▶ Record list
----

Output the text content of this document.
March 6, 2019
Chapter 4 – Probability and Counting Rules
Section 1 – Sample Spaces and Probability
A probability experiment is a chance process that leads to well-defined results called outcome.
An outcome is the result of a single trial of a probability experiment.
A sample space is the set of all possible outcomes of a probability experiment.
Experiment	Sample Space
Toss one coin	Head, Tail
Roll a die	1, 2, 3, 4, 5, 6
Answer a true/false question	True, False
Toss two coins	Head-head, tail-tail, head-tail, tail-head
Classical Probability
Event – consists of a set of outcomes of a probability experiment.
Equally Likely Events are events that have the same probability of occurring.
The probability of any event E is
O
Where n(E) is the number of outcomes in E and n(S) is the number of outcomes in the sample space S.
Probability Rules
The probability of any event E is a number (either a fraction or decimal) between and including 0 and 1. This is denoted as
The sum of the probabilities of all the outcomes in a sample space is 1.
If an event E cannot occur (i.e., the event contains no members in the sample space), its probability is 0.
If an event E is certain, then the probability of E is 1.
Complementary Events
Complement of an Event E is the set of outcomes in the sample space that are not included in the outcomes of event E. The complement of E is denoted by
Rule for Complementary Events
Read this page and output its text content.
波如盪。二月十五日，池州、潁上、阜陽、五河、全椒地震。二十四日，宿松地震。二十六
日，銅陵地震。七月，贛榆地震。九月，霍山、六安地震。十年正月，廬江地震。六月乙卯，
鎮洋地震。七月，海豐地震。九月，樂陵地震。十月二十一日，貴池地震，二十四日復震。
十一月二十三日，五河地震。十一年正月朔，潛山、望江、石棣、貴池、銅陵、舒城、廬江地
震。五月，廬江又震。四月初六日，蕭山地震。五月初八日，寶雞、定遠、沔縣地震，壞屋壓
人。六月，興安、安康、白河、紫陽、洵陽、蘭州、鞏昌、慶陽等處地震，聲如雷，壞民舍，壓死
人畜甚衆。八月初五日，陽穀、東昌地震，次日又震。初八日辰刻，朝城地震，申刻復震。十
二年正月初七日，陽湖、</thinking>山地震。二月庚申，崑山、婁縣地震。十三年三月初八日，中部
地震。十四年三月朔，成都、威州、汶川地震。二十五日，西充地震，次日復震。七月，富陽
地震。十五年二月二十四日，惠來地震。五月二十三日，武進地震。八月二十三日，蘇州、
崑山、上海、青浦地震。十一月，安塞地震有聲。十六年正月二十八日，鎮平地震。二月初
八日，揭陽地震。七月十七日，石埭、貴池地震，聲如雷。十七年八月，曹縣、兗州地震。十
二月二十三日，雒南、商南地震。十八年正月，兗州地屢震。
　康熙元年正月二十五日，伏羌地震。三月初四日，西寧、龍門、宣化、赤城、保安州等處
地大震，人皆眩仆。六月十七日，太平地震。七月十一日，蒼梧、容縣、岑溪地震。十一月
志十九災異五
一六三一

----

▶ Work to do
Output exactly the lines between the one containing "Read this page and output its text content." and the final line above, both inclusive.

▶ The completed task
Read this page and output its text content.
波如盪。二月十五日，池州、潁上、阜陽、五河、全椒地震。二十四日，宿松地震。二十六
日，銅陵地震。七月，贛榆地震。九月，霍山、六安地震。十年正月，廬江地震。六月乙卯，
鎮洋地震。七月，海豐地震。九月，樂陵地震。十月二十一日，貴池地震，二十四日復震。
十一月二十三日，五河地震。十一年正月朔，潛山、望江、石棣、貴池、銅陵、舒城、廬江地
震。五月，廬江又震。四月初六日，蕭山地震。五月初八日，寶雞、定遠、沔縣地震，壞屋壓
人。六月，興安、安康、白河、紫陽、洵陽、蘭州、鞏昌、慶陽等處地震，聲如雷，壞民舍，壓死
人畜甚衆。八月初五日，陽穀、東昌地震，次日又震。初八日辰刻，朝城地震，申刻復震。十
二年正月初七日，陽湖、</thinking>山地震。二月庚申，崑山、婁縣地震。十三年三月初八日，中部
地震。十四年三月朔，成都、威州、汶川地震。二十五日，西充地震，次日復震。七月，富陽
地震。十五年二月二十四日，惠來地震。五月二十三日，武進地震。八月二十三日，蘇州、
崑山、上海、青浦地震。十一月，安塞地震有聲。十六年正月二十八日，鎮平地震。二月初
八日，揭陽地震。七月十七日，石埭、貴池地震，聲如雷。十七年八月，曹縣、兗州地震。十
二月二十三日，雒南、商南地震。十八年正月，兗州地屢震。
　康熙元年正月二十五日，伏羌地震。三月初四日，西寧、龍門、宣化、赤城、保安州等處
地大震，人皆眩仆。六月十七日，太平地震。七月十一日，蒼梧、容縣、岑溪地震。十一月
志十九災異五
一六三一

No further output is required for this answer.